EXERCISE INPUTS
____
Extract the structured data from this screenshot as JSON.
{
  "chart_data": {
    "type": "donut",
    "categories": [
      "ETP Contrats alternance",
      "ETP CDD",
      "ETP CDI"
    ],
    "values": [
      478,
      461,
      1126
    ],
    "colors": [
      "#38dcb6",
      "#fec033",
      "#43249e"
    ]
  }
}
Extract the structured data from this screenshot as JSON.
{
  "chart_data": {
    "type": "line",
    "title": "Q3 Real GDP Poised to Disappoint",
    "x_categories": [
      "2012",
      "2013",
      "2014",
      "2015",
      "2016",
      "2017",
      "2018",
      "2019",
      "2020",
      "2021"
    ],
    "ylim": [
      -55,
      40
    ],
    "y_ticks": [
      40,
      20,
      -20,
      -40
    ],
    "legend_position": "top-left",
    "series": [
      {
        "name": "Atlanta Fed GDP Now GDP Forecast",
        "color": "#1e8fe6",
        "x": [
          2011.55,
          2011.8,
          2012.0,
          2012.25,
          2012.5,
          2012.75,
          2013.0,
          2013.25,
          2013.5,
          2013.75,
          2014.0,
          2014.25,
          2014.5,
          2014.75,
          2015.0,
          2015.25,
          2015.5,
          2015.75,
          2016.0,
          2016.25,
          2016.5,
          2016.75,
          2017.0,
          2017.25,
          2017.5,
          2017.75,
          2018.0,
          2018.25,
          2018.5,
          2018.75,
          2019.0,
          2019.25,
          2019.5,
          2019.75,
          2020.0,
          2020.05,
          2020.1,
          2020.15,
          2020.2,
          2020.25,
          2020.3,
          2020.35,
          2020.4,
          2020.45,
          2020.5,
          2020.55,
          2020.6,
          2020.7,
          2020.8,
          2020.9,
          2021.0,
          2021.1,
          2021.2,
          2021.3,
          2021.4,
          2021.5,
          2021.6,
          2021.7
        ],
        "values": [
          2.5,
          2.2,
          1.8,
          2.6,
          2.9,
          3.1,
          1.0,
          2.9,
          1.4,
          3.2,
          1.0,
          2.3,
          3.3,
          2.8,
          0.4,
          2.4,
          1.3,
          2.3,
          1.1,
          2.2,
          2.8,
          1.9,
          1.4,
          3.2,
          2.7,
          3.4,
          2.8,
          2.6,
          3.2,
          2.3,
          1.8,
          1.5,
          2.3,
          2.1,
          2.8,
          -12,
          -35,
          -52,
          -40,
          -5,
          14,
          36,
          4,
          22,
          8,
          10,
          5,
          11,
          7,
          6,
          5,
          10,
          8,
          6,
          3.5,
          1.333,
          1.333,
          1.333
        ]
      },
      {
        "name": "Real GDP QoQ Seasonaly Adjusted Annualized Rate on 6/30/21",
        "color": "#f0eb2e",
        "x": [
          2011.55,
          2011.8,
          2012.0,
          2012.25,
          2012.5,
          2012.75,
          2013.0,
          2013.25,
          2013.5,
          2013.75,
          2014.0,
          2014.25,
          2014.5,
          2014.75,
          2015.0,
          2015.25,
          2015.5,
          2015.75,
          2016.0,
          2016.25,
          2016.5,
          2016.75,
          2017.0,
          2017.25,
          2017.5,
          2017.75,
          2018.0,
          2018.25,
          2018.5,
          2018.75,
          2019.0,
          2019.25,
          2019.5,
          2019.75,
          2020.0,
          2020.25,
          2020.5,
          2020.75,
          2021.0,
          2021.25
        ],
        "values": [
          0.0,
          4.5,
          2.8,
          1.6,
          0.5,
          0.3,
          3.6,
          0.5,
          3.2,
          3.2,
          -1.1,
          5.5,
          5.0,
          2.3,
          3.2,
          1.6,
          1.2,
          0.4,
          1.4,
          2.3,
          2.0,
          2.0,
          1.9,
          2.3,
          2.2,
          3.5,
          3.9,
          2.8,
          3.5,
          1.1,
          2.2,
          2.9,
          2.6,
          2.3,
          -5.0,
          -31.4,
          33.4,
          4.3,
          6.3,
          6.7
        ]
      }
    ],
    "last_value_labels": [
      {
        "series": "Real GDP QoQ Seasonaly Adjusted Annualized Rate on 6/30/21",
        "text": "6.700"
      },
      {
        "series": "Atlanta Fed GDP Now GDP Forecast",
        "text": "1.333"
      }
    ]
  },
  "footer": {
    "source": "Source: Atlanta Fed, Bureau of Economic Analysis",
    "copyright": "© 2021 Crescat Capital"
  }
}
____
TASK TO COMPLETE
Give back the whole listing, word for word.

REPLY TO THE EXERCISE
Extract the structured data from this screenshot as JSON.
{
  "chart_data": {
    "type": "donut",
    "categories": [
      "ETP Contrats alternance",
      "ETP CDD",
      "ETP CDI"
    ],
    "values": [
      478,
      461,
      1126
    ],
    "colors": [
      "#38dcb6",
      "#fec033",
      "#43249e"
    ]
  }
}
Extract the structured data from this screenshot as JSON.
{
  "chart_data": {
    "type": "line",
    "title": "Q3 Real GDP Poised to Disappoint",
    "x_categories": [
      "2012",
      "2013",
      "2014",
      "2015",
      "2016",
      "2017",
      "2018",
      "2019",
      "2020",
      "2021"
    ],
    "ylim": [
      -55,
      40
    ],
    "y_ticks": [
      40,
      20,
      -20,
      -40
    ],
    "legend_position": "top-left",
    "series": [
      {
        "name": "Atlanta Fed GDP Now GDP Forecast",
        "color": "#1e8fe6",
        "x": [
          2011.55,
          2011.8,
          2012.0,
          2012.25,
          2012.5,
          2012.75,
          2013.0,
          2013.25,
          2013.5,
          2013.75,
          2014.0,
          2014.25,
          2014.5,
          2014.75,
          2015.0,
          2015.25,
          2015.5,
          2015.75,
          2016.0,
          2016.25,
          2016.5,
          2016.75,
          2017.0,
          2017.25,
          2017.5,
          2017.75,
          2018.0,
          2018.25,
          2018.5,
          2018.75,
          2019.0,
          2019.25,
          2019.5,
          2019.75,
          2020.0,
          2020.05,
          2020.1,
          2020.15,
          2020.2,
          2020.25,
          2020.3,
          2020.35,
          2020.4,
          2020.45,
          2020.5,
          2020.55,
          2020.6,
          2020.7,
          2020.8,
          2020.9,
          2021.0,
          2021.1,
          2021.2,
          2021.3,
          2021.4,
          2021.5,
          2021.6,
          2021.7
        ],
        "values": [
          2.5,
          2.2,
          1.8,
          2.6,
          2.9,
          3.1,
          1.0,
          2.9,
          1.4,
          3.2,
          1.0,
          2.3,
          3.3,
          2.8,
          0.4,
          2.4,
          1.3,
          2.3,
          1.1,
          2.2,
          2.8,
          1.9,
          1.4,
          3.2,
          2.7,
          3.4,
          2.8,
          2.6,
          3.2,
          2.3,
          1.8,
          1.5,
          2.3,
          2.1,
          2.8,
          -12,
          -35,
          -52,
          -40,
          -5,
          14,
          36,
          4,
          22,
          8,
          10,
          5,
          11,
          7,
          6,
          5,
          10,
          8,
          6,
          3.5,
          1.333,
          1.333,
          1.333
        ]
      },
      {
        "name": "Real GDP QoQ Seasonaly Adjusted Annualized Rate on 6/30/21",
        "color": "#f0eb2e",
        "x": [
          2011.55,
          2011.8,
          2012.0,
          2012.25,
          2012.5,
          2012.75,
          2013.0,
          2013.25,
          2013.5,
          2013.75,
          2014.0,
          2014.25,
          2014.5,
          2014.75,
          2015.0,
          2015.25,
          2015.5,
          2015.75,
          2016.0,
          2016.25,
          2016.5,
          2016.75,
          2017.0,
          2017.25,
          2017.5,
          2017.75,
          2018.0,
          2018.25,
          2018.5,
          2018.75,
          2019.0,
          2019.25,
          2019.5,
          2019.75,
          2020.0,
          2020.25,
          2020.5,
          2020.75,
          2021.0,
          2021.25
        ],
        "values": [
          0.0,
          4.5,
          2.8,
          1.6,
          0.5,
          0.3,
          3.6,
          0.5,
          3.2,
          3.2,
          -1.1,
          5.5,
          5.0,
          2.3,
          3.2,
          1.6,
          1.2,
          0.4,
          1.4,
          2.3,
          2.0,
          2.0,
          1.9,
          2.3,
          2.2,
          3.5,
          3.9,
          2.8,
          3.5,
          1.1,
          2.2,
          2.9,
          2.6,
          2.3,
          -5.0,
          -31.4,
          33.4,
          4.3,
          6.3,
          6.7
        ]
      }
    ],
    "last_value_labels": [
      {
        "series": "Real GDP QoQ Seasonaly Adjusted Annualized Rate on 6/30/21",
        "text": "6.700"
      },
      {
        "series": "Atlanta Fed GDP Now GDP Forecast",
        "text": "1.333"
      }
    ]
  },
  "footer": {
    "source": "Source: Atlanta Fed, Bureau of Economic Analysis",
    "copyright": "© 2021 Crescat Capital"
  }
}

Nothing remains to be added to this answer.